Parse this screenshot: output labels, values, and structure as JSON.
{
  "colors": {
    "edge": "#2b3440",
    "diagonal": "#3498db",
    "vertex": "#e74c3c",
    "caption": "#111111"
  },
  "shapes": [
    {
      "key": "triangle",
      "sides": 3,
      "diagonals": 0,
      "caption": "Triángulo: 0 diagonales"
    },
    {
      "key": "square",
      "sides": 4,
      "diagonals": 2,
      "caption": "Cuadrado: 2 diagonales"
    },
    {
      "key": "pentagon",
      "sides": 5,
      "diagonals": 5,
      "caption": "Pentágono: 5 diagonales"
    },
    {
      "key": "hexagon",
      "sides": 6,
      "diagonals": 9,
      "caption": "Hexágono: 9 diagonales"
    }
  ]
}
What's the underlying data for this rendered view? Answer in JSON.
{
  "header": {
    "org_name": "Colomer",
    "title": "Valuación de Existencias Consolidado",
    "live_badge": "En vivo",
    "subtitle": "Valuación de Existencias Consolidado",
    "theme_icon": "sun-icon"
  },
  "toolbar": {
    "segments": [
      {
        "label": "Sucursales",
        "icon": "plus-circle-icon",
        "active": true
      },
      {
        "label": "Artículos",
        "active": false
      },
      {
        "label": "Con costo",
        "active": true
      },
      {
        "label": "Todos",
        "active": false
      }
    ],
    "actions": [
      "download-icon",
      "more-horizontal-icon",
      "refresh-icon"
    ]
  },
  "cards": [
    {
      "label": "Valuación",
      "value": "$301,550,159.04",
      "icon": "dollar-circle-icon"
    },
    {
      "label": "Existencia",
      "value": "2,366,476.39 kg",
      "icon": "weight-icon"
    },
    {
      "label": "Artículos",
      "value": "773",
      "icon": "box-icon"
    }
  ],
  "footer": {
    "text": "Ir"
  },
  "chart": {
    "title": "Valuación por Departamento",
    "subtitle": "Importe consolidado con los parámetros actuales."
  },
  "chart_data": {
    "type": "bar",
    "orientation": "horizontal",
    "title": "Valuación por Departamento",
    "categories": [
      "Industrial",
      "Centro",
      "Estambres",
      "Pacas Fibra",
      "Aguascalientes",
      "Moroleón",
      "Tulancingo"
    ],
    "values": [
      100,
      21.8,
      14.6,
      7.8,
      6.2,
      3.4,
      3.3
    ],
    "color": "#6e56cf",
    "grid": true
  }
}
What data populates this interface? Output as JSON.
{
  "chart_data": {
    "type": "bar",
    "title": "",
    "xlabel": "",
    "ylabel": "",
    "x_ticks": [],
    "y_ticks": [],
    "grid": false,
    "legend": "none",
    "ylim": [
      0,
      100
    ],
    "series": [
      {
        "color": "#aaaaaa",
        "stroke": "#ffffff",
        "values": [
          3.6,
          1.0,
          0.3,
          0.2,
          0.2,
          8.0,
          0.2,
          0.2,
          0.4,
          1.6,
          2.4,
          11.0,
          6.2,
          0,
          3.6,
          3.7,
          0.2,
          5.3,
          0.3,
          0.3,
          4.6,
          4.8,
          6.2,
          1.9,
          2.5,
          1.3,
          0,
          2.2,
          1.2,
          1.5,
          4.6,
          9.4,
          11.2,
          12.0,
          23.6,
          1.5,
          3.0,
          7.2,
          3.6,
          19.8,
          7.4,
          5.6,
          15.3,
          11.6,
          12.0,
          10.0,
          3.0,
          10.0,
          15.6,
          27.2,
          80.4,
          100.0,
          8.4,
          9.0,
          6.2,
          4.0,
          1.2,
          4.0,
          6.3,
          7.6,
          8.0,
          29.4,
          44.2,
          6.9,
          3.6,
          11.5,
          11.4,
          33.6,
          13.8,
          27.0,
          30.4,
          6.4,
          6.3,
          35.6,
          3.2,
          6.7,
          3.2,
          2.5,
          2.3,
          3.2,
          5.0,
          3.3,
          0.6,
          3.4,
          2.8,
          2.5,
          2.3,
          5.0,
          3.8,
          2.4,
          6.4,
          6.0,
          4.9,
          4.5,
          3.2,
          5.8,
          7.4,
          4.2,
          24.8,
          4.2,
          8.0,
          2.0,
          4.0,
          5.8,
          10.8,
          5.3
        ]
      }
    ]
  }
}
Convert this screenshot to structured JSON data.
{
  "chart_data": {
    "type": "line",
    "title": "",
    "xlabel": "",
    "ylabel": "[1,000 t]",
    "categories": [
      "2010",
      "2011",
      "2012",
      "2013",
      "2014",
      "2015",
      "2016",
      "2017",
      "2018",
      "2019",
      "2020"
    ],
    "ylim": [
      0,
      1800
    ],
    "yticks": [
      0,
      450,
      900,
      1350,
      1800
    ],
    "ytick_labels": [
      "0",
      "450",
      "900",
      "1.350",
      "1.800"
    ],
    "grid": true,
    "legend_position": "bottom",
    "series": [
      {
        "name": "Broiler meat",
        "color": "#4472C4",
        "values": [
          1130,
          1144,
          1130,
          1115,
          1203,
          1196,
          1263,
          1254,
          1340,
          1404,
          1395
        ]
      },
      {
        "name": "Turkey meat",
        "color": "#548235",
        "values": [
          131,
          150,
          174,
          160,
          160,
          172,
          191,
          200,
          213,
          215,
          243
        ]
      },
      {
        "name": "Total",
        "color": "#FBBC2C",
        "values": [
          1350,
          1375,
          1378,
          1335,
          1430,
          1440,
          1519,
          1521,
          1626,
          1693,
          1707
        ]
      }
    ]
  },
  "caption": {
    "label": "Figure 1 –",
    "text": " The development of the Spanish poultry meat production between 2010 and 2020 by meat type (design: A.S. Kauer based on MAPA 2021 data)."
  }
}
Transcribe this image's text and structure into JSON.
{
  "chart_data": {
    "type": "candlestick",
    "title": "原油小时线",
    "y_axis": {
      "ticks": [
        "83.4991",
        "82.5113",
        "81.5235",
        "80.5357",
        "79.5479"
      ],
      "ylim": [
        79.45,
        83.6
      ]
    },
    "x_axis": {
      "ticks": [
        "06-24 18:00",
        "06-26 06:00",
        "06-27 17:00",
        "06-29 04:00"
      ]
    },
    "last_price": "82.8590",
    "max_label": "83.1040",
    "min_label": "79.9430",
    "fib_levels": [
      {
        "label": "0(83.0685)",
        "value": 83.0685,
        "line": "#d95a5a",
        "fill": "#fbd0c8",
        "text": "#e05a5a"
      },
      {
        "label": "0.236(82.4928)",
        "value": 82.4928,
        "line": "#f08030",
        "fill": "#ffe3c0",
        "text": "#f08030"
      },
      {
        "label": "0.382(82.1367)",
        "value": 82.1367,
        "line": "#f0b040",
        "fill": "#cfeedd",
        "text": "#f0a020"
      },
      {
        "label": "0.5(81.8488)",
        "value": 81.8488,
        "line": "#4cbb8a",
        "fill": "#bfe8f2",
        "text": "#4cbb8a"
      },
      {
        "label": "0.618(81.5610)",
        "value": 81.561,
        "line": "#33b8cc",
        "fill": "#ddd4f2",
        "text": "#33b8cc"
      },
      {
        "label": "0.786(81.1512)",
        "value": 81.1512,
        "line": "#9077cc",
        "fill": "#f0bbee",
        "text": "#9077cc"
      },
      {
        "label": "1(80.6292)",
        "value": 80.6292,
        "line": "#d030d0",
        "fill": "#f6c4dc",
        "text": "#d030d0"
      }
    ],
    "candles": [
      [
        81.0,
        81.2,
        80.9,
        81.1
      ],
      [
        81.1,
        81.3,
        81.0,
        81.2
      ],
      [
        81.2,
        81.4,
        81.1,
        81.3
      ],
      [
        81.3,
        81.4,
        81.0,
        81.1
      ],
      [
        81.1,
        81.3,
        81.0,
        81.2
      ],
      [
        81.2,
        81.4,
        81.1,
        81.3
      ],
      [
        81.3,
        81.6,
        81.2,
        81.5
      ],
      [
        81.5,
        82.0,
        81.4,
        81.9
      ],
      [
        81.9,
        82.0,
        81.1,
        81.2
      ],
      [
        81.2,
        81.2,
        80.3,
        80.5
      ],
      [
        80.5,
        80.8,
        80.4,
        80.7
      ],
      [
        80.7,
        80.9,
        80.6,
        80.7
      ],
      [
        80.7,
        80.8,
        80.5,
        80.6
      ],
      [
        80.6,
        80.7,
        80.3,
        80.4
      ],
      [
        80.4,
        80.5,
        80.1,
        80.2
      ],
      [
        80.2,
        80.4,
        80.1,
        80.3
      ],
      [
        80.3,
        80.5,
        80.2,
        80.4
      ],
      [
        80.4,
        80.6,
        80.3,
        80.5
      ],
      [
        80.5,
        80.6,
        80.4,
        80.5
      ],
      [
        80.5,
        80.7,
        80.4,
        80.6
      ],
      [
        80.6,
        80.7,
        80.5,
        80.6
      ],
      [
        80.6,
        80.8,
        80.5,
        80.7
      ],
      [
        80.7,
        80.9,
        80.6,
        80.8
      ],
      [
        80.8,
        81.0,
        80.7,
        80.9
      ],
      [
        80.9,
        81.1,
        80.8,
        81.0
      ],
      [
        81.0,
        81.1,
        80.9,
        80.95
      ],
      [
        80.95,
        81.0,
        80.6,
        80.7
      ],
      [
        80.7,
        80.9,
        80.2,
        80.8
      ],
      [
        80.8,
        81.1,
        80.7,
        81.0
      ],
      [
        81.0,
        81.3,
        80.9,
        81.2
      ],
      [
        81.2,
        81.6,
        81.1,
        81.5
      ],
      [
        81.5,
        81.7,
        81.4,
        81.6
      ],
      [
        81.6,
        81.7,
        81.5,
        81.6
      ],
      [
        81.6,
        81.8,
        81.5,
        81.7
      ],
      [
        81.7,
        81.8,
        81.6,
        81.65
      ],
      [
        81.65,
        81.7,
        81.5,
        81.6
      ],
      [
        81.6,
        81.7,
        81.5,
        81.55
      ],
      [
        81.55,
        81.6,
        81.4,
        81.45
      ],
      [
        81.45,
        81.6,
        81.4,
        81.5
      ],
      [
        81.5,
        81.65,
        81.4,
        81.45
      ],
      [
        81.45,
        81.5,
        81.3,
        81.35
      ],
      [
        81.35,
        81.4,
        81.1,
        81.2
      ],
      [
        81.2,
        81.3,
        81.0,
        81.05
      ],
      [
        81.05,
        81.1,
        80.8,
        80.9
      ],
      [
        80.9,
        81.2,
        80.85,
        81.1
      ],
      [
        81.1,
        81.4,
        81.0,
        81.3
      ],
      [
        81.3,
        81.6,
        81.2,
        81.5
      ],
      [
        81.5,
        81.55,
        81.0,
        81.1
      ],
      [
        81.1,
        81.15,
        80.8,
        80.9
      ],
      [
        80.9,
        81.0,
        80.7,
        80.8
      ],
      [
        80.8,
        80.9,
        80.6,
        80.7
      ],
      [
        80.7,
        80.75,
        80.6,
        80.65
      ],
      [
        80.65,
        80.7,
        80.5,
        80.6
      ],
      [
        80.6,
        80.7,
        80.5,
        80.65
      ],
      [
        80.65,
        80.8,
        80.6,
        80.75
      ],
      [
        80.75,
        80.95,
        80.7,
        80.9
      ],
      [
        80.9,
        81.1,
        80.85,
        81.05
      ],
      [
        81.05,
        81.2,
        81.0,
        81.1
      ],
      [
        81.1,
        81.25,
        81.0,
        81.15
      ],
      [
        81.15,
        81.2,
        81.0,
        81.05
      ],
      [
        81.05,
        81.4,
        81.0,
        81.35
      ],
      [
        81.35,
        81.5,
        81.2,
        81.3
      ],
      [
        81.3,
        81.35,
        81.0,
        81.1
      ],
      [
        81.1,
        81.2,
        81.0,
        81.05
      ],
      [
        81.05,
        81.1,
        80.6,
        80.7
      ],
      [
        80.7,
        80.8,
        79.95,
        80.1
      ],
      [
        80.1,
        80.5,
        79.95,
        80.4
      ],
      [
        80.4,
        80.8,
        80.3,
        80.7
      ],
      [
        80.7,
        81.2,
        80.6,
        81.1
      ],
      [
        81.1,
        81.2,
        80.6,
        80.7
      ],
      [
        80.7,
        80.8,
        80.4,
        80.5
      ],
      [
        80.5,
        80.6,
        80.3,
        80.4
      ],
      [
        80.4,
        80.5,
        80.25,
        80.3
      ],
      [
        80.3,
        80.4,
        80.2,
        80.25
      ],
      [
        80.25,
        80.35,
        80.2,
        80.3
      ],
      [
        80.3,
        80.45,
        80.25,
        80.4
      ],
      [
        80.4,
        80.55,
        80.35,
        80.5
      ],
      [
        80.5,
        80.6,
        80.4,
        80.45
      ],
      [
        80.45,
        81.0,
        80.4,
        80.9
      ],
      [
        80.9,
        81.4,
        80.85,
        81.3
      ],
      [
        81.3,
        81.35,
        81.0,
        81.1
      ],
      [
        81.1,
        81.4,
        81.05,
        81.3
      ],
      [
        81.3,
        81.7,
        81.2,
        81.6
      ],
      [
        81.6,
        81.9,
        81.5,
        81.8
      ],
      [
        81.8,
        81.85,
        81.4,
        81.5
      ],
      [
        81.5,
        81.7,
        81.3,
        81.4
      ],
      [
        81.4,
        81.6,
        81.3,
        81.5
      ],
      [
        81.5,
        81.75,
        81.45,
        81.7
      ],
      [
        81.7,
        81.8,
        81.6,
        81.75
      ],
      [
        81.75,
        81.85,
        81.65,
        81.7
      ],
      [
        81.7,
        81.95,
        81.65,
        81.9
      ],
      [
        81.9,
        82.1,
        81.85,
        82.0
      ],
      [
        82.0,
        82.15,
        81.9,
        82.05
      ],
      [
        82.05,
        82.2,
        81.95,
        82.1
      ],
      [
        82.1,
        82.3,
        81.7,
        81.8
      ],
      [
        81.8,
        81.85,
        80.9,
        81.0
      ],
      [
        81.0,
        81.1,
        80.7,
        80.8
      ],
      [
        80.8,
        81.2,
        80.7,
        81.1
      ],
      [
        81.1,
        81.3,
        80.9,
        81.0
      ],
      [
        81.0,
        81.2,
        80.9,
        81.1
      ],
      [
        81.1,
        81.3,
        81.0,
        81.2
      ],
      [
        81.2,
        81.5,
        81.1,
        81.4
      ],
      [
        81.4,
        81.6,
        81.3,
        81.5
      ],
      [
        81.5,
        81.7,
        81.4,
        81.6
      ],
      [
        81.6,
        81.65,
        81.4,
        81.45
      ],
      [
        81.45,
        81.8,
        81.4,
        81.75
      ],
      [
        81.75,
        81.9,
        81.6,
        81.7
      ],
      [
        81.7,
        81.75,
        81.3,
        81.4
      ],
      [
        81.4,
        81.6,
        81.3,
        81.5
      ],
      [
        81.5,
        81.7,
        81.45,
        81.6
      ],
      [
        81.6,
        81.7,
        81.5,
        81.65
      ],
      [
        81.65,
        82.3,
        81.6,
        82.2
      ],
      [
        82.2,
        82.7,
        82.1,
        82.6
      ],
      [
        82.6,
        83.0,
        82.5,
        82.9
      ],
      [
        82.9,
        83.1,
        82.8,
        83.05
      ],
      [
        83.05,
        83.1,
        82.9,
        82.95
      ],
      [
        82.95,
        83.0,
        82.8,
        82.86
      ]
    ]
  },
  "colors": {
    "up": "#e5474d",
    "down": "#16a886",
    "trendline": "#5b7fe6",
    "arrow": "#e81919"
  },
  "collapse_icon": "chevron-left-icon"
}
----------
▶ _Task prompt_: Across the records, count the lines holding the string "type". Give the number and stop.

▶ _Correct output_: 5